╭─ Material for the task

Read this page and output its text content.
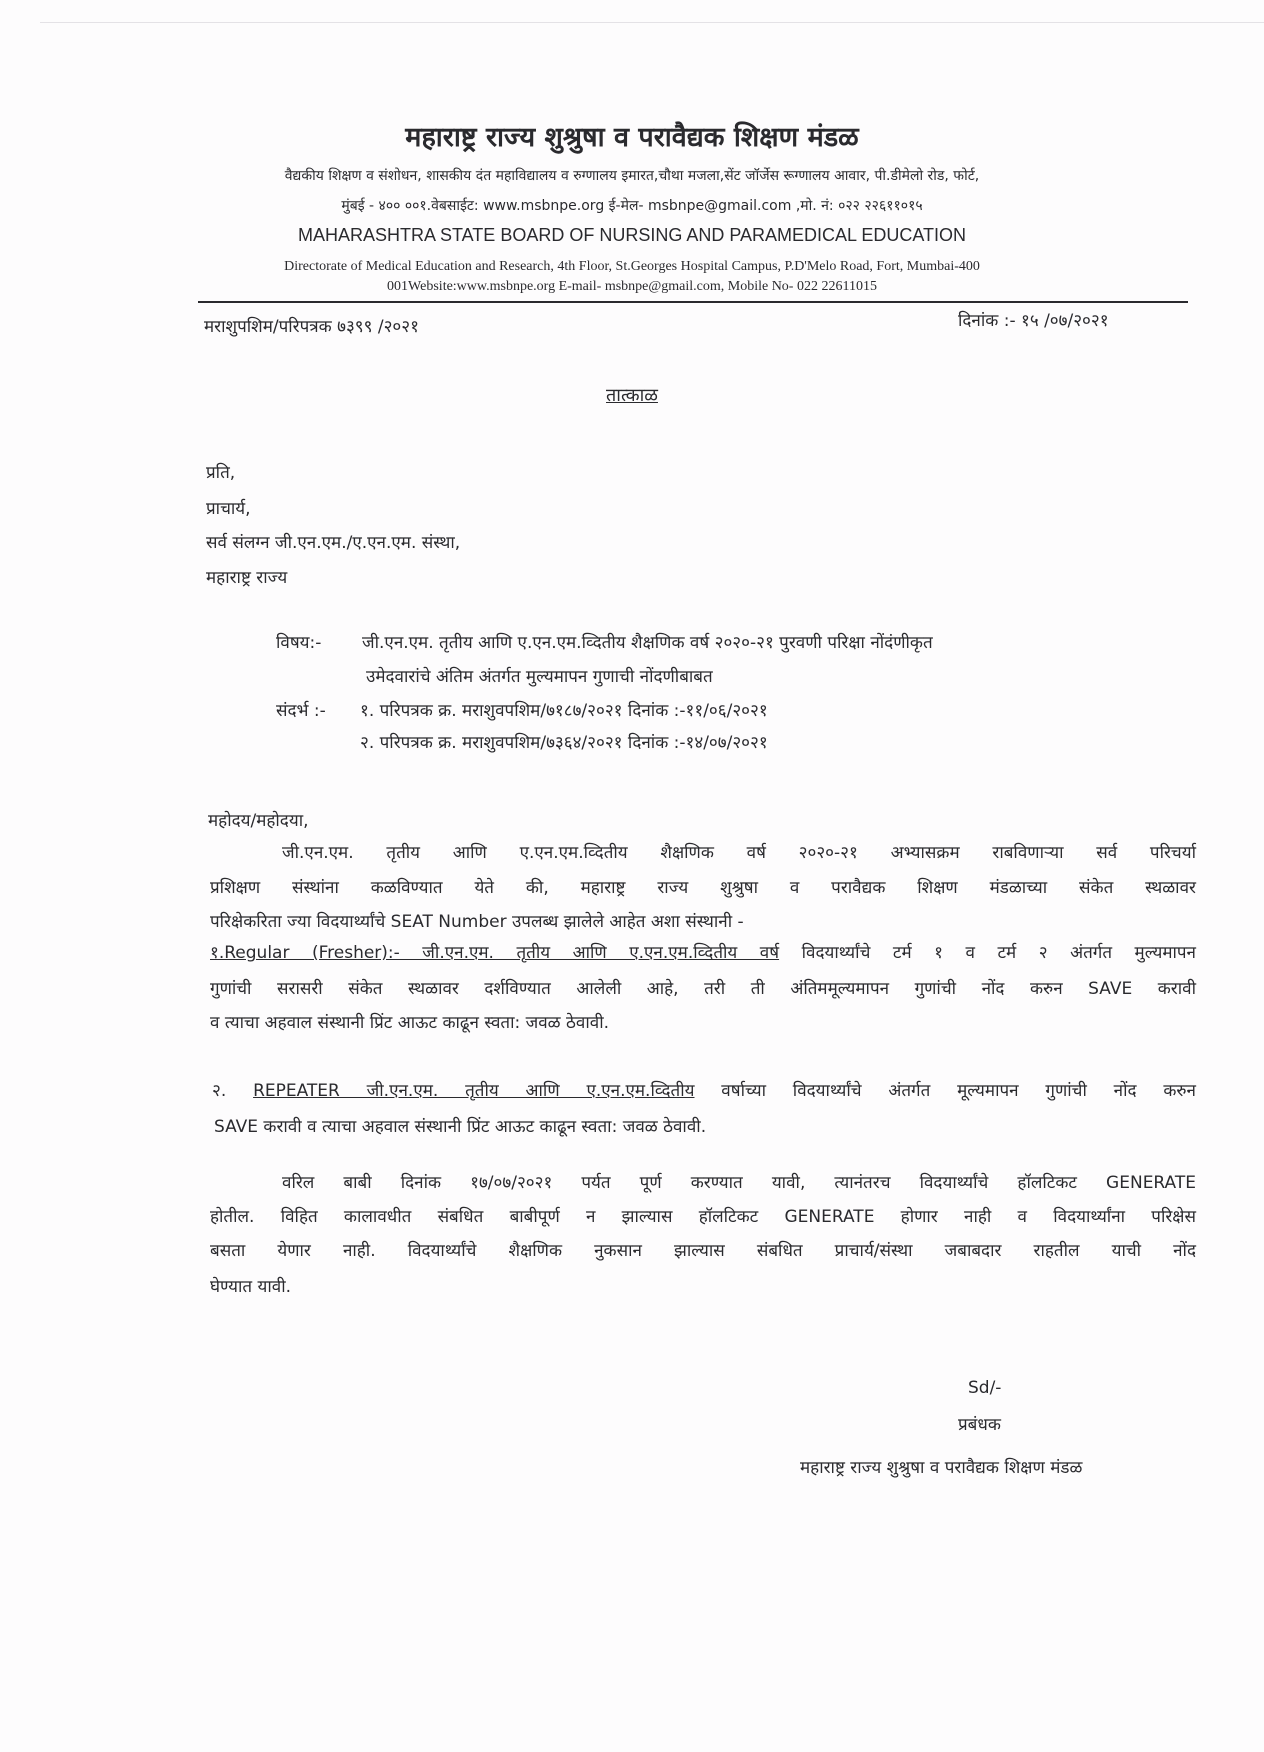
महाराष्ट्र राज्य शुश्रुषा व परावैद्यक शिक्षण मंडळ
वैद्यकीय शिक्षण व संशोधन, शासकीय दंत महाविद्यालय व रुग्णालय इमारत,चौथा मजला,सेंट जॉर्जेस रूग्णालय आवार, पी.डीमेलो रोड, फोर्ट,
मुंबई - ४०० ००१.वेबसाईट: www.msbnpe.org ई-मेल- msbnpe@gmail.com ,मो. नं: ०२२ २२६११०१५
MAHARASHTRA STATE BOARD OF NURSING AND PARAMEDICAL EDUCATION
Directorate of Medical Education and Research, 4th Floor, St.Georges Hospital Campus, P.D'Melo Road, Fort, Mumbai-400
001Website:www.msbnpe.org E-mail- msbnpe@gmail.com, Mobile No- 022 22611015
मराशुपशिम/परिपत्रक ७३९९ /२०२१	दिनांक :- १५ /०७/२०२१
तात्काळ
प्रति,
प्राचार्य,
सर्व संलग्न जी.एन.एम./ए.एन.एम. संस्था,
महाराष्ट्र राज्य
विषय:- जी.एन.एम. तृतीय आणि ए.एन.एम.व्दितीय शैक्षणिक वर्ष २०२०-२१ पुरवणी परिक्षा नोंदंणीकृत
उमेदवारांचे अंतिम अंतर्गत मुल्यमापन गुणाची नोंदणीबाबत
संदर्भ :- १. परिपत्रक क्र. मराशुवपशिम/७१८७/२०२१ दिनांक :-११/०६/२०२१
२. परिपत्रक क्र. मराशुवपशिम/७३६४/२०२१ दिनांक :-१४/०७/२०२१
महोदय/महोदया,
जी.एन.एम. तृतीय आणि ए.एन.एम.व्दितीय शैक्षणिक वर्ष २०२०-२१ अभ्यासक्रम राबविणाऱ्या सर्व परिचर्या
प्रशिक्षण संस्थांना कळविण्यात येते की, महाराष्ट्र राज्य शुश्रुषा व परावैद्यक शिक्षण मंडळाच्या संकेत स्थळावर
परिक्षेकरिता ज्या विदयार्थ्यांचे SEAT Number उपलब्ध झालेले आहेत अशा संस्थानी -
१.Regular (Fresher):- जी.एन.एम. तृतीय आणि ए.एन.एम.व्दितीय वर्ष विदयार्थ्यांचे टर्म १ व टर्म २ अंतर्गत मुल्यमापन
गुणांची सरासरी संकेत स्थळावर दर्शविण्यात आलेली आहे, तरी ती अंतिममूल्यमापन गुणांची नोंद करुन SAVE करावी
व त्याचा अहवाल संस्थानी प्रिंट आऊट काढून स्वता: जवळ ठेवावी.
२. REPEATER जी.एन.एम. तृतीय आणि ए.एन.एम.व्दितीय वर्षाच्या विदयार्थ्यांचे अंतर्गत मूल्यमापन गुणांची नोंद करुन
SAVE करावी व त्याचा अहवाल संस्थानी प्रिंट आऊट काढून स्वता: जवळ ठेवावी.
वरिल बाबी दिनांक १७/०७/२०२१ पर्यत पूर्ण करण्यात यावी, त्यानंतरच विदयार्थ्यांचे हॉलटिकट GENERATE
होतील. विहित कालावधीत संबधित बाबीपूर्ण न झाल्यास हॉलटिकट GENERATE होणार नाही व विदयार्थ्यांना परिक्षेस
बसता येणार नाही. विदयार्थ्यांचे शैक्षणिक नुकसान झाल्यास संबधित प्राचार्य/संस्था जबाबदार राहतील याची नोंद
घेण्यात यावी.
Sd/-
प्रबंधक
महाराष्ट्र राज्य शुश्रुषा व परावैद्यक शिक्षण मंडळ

╰─

= Work instructions =
Copy the data word for word. Pictures do not go in the copy.

= The reply =
Read this page and output its text content.
महाराष्ट्र राज्य शुश्रुषा व परावैद्यक शिक्षण मंडळ
वैद्यकीय शिक्षण व संशोधन, शासकीय दंत महाविद्यालय व रुग्णालय इमारत,चौथा मजला,सेंट जॉर्जेस रूग्णालय आवार, पी.डीमेलो रोड, फोर्ट,
मुंबई - ४०० ००१.वेबसाईट: www.msbnpe.org ई-मेल- msbnpe@gmail.com ,मो. नं: ०२२ २२६११०१५
MAHARASHTRA STATE BOARD OF NURSING AND PARAMEDICAL EDUCATION
Directorate of Medical Education and Research, 4th Floor, St.Georges Hospital Campus, P.D'Melo Road, Fort, Mumbai-400
001Website:www.msbnpe.org E-mail- msbnpe@gmail.com, Mobile No- 022 22611015
मराशुपशिम/परिपत्रक ७३९९ /२०२१	दिनांक :- १५ /०७/२०२१
तात्काळ
प्रति,
प्राचार्य,
सर्व संलग्न जी.एन.एम./ए.एन.एम. संस्था,
महाराष्ट्र राज्य
विषय:- जी.एन.एम. तृतीय आणि ए.एन.एम.व्दितीय शैक्षणिक वर्ष २०२०-२१ पुरवणी परिक्षा नोंदंणीकृत
उमेदवारांचे अंतिम अंतर्गत मुल्यमापन गुणाची नोंदणीबाबत
संदर्भ :- १. परिपत्रक क्र. मराशुवपशिम/७१८७/२०२१ दिनांक :-११/०६/२०२१
२. परिपत्रक क्र. मराशुवपशिम/७३६४/२०२१ दिनांक :-१४/०७/२०२१
महोदय/महोदया,
जी.एन.एम. तृतीय आणि ए.एन.एम.व्दितीय शैक्षणिक वर्ष २०२०-२१ अभ्यासक्रम राबविणाऱ्या सर्व परिचर्या
प्रशिक्षण संस्थांना कळविण्यात येते की, महाराष्ट्र राज्य शुश्रुषा व परावैद्यक शिक्षण मंडळाच्या संकेत स्थळावर
परिक्षेकरिता ज्या विदयार्थ्यांचे SEAT Number उपलब्ध झालेले आहेत अशा संस्थानी -
१.Regular (Fresher):- जी.एन.एम. तृतीय आणि ए.एन.एम.व्दितीय वर्ष विदयार्थ्यांचे टर्म १ व टर्म २ अंतर्गत मुल्यमापन
गुणांची सरासरी संकेत स्थळावर दर्शविण्यात आलेली आहे, तरी ती अंतिममूल्यमापन गुणांची नोंद करुन SAVE करावी
व त्याचा अहवाल संस्थानी प्रिंट आऊट काढून स्वता: जवळ ठेवावी.
२. REPEATER जी.एन.एम. तृतीय आणि ए.एन.एम.व्दितीय वर्षाच्या विदयार्थ्यांचे अंतर्गत मूल्यमापन गुणांची नोंद करुन
SAVE करावी व त्याचा अहवाल संस्थानी प्रिंट आऊट काढून स्वता: जवळ ठेवावी.
वरिल बाबी दिनांक १७/०७/२०२१ पर्यत पूर्ण करण्यात यावी, त्यानंतरच विदयार्थ्यांचे हॉलटिकट GENERATE
होतील. विहित कालावधीत संबधित बाबीपूर्ण न झाल्यास हॉलटिकट GENERATE होणार नाही व विदयार्थ्यांना परिक्षेस
बसता येणार नाही. विदयार्थ्यांचे शैक्षणिक नुकसान झाल्यास संबधित प्राचार्य/संस्था जबाबदार राहतील याची नोंद
घेण्यात यावी.
Sd/-
प्रबंधक
महाराष्ट्र राज्य शुश्रुषा व परावैद्यक शिक्षण मंडळ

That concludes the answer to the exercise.